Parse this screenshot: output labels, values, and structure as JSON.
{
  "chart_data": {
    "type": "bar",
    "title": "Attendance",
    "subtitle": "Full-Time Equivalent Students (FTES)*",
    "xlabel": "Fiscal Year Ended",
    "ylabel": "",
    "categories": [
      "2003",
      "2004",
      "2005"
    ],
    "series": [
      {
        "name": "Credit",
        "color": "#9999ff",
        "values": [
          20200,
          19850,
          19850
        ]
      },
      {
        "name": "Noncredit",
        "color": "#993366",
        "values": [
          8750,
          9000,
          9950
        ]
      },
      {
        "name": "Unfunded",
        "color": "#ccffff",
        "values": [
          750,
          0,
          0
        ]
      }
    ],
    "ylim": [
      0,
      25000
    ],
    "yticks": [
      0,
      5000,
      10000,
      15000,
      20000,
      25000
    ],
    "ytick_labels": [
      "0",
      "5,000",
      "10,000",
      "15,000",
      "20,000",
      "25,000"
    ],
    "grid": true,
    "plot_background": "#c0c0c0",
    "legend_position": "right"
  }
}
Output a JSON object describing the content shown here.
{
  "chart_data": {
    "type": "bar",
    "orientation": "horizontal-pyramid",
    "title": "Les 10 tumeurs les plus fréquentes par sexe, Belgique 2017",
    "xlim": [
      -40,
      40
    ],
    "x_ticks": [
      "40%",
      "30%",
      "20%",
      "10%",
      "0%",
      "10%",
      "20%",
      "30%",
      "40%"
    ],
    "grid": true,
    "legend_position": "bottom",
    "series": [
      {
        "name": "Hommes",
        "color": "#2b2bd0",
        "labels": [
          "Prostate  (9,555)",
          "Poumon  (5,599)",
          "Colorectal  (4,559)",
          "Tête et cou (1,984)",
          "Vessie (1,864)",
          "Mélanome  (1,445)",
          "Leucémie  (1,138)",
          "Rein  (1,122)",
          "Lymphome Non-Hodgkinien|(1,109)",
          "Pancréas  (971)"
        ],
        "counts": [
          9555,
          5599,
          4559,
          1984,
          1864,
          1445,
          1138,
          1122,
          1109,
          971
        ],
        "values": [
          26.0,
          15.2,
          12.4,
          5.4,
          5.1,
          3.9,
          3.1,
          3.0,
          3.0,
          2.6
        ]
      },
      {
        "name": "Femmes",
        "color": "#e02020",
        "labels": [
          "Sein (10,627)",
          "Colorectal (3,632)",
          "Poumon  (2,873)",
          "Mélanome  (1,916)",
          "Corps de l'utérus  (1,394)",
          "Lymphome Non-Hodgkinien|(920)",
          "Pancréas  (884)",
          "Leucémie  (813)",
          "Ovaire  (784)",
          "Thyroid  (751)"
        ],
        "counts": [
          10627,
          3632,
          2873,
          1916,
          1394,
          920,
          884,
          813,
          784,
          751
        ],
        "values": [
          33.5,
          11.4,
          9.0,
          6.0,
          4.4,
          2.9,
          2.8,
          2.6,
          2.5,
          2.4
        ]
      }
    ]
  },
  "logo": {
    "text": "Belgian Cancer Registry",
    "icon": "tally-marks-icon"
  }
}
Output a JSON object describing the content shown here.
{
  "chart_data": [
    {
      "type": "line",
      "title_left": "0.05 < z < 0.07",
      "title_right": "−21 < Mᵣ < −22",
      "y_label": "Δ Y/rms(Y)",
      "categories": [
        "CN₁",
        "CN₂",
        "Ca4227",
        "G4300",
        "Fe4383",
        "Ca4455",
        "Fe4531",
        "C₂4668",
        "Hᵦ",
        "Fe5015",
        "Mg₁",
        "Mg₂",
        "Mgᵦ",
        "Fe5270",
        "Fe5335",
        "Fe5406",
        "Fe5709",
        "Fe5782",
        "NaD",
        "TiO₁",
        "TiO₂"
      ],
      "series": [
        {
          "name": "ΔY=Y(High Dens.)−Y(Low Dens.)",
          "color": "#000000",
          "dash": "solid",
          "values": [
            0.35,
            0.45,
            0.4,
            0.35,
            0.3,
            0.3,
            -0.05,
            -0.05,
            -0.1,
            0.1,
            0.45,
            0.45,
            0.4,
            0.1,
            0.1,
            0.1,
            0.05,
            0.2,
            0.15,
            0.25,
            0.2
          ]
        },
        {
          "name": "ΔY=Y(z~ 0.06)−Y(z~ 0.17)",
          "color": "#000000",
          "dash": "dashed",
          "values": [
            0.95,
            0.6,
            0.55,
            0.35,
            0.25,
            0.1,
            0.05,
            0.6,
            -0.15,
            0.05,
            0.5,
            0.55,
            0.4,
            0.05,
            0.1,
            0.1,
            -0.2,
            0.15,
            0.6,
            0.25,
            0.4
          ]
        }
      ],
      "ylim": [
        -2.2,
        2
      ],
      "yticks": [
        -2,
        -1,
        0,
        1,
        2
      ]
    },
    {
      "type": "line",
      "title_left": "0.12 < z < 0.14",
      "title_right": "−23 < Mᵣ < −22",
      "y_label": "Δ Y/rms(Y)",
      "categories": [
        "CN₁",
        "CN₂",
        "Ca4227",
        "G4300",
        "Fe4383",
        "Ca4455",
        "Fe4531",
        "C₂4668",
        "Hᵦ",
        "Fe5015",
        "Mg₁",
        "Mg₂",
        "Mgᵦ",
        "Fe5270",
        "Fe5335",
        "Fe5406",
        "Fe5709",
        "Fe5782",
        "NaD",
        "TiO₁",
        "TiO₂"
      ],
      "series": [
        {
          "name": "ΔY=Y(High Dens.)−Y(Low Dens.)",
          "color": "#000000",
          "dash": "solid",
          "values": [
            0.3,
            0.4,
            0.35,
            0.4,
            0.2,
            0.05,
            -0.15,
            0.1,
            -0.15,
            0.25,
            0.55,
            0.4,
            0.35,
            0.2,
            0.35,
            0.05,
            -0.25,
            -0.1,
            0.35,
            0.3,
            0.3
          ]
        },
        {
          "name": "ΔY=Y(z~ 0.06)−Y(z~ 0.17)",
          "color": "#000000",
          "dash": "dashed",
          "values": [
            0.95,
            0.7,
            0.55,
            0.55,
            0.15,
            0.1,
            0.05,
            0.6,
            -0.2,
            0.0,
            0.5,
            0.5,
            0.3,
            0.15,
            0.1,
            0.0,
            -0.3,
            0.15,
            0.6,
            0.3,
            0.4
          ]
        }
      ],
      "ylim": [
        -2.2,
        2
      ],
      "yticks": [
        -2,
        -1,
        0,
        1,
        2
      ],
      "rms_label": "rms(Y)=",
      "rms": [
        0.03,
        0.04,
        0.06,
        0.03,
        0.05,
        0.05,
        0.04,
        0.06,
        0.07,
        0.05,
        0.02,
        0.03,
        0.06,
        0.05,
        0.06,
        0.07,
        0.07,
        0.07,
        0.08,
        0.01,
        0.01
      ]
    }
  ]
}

_WHAT TO DO:_ Your task is to retype all of the records exactly.

_OUTPUT BELOW:_
Parse this screenshot: output labels, values, and structure as JSON.
{
  "chart_data": {
    "type": "bar",
    "title": "Attendance",
    "subtitle": "Full-Time Equivalent Students (FTES)*",
    "xlabel": "Fiscal Year Ended",
    "ylabel": "",
    "categories": [
      "2003",
      "2004",
      "2005"
    ],
    "series": [
      {
        "name": "Credit",
        "color": "#9999ff",
        "values": [
          20200,
          19850,
          19850
        ]
      },
      {
        "name": "Noncredit",
        "color": "#993366",
        "values": [
          8750,
          9000,
          9950
        ]
      },
      {
        "name": "Unfunded",
        "color": "#ccffff",
        "values": [
          750,
          0,
          0
        ]
      }
    ],
    "ylim": [
      0,
      25000
    ],
    "yticks": [
      0,
      5000,
      10000,
      15000,
      20000,
      25000
    ],
    "ytick_labels": [
      "0",
      "5,000",
      "10,000",
      "15,000",
      "20,000",
      "25,000"
    ],
    "grid": true,
    "plot_background": "#c0c0c0",
    "legend_position": "right"
  }
}
Output a JSON object describing the content shown here.
{
  "chart_data": {
    "type": "bar",
    "orientation": "horizontal-pyramid",
    "title": "Les 10 tumeurs les plus fréquentes par sexe, Belgique 2017",
    "xlim": [
      -40,
      40
    ],
    "x_ticks": [
      "40%",
      "30%",
      "20%",
      "10%",
      "0%",
      "10%",
      "20%",
      "30%",
      "40%"
    ],
    "grid": true,
    "legend_position": "bottom",
    "series": [
      {
        "name": "Hommes",
        "color": "#2b2bd0",
        "labels": [
          "Prostate  (9,555)",
          "Poumon  (5,599)",
          "Colorectal  (4,559)",
          "Tête et cou (1,984)",
          "Vessie (1,864)",
          "Mélanome  (1,445)",
          "Leucémie  (1,138)",
          "Rein  (1,122)",
          "Lymphome Non-Hodgkinien|(1,109)",
          "Pancréas  (971)"
        ],
        "counts": [
          9555,
          5599,
          4559,
          1984,
          1864,
          1445,
          1138,
          1122,
          1109,
          971
        ],
        "values": [
          26.0,
          15.2,
          12.4,
          5.4,
          5.1,
          3.9,
          3.1,
          3.0,
          3.0,
          2.6
        ]
      },
      {
        "name": "Femmes",
        "color": "#e02020",
        "labels": [
          "Sein (10,627)",
          "Colorectal (3,632)",
          "Poumon  (2,873)",
          "Mélanome  (1,916)",
          "Corps de l'utérus  (1,394)",
          "Lymphome Non-Hodgkinien|(920)",
          "Pancréas  (884)",
          "Leucémie  (813)",
          "Ovaire  (784)",
          "Thyroid  (751)"
        ],
        "counts": [
          10627,
          3632,
          2873,
          1916,
          1394,
          920,
          884,
          813,
          784,
          751
        ],
        "values": [
          33.5,
          11.4,
          9.0,
          6.0,
          4.4,
          2.9,
          2.8,
          2.6,
          2.5,
          2.4
        ]
      }
    ]
  },
  "logo": {
    "text": "Belgian Cancer Registry",
    "icon": "tally-marks-icon"
  }
}
Output a JSON object describing the content shown here.
{
  "chart_data": [
    {
      "type": "line",
      "title_left": "0.05 < z < 0.07",
      "title_right": "−21 < Mᵣ < −22",
      "y_label": "Δ Y/rms(Y)",
      "categories": [
        "CN₁",
        "CN₂",
        "Ca4227",
        "G4300",
        "Fe4383",
        "Ca4455",
        "Fe4531",
        "C₂4668",
        "Hᵦ",
        "Fe5015",
        "Mg₁",
        "Mg₂",
        "Mgᵦ",
        "Fe5270",
        "Fe5335",
        "Fe5406",
        "Fe5709",
        "Fe5782",
        "NaD",
        "TiO₁",
        "TiO₂"
      ],
      "series": [
        {
          "name": "ΔY=Y(High Dens.)−Y(Low Dens.)",
          "color": "#000000",
          "dash": "solid",
          "values": [
            0.35,
            0.45,
            0.4,
            0.35,
            0.3,
            0.3,
            -0.05,
            -0.05,
            -0.1,
            0.1,
            0.45,
            0.45,
            0.4,
            0.1,
            0.1,
            0.1,
            0.05,
            0.2,
            0.15,
            0.25,
            0.2
          ]
        },
        {
          "name": "ΔY=Y(z~ 0.06)−Y(z~ 0.17)",
          "color": "#000000",
          "dash": "dashed",
          "values": [
            0.95,
            0.6,
            0.55,
            0.35,
            0.25,
            0.1,
            0.05,
            0.6,
            -0.15,
            0.05,
            0.5,
            0.55,
            0.4,
            0.05,
            0.1,
            0.1,
            -0.2,
            0.15,
            0.6,
            0.25,
            0.4
          ]
        }
      ],
      "ylim": [
        -2.2,
        2
      ],
      "yticks": [
        -2,
        -1,
        0,
        1,
        2
      ]
    },
    {
      "type": "line",
      "title_left": "0.12 < z < 0.14",
      "title_right": "−23 < Mᵣ < −22",
      "y_label": "Δ Y/rms(Y)",
      "categories": [
        "CN₁",
        "CN₂",
        "Ca4227",
        "G4300",
        "Fe4383",
        "Ca4455",
        "Fe4531",
        "C₂4668",
        "Hᵦ",
        "Fe5015",
        "Mg₁",
        "Mg₂",
        "Mgᵦ",
        "Fe5270",
        "Fe5335",
        "Fe5406",
        "Fe5709",
        "Fe5782",
        "NaD",
        "TiO₁",
        "TiO₂"
      ],
      "series": [
        {
          "name": "ΔY=Y(High Dens.)−Y(Low Dens.)",
          "color": "#000000",
          "dash": "solid",
          "values": [
            0.3,
            0.4,
            0.35,
            0.4,
            0.2,
            0.05,
            -0.15,
            0.1,
            -0.15,
            0.25,
            0.55,
            0.4,
            0.35,
            0.2,
            0.35,
            0.05,
            -0.25,
            -0.1,
            0.35,
            0.3,
            0.3
          ]
        },
        {
          "name": "ΔY=Y(z~ 0.06)−Y(z~ 0.17)",
          "color": "#000000",
          "dash": "dashed",
          "values": [
            0.95,
            0.7,
            0.55,
            0.55,
            0.15,
            0.1,
            0.05,
            0.6,
            -0.2,
            0.0,
            0.5,
            0.5,
            0.3,
            0.15,
            0.1,
            0.0,
            -0.3,
            0.15,
            0.6,
            0.3,
            0.4
          ]
        }
      ],
      "ylim": [
        -2.2,
        2
      ],
      "yticks": [
        -2,
        -1,
        0,
        1,
        2
      ],
      "rms_label": "rms(Y)=",
      "rms": [
        0.03,
        0.04,
        0.06,
        0.03,
        0.05,
        0.05,
        0.04,
        0.06,
        0.07,
        0.05,
        0.02,
        0.03,
        0.06,
        0.05,
        0.06,
        0.07,
        0.07,
        0.07,
        0.08,
        0.01,
        0.01
      ]
    }
  ]
}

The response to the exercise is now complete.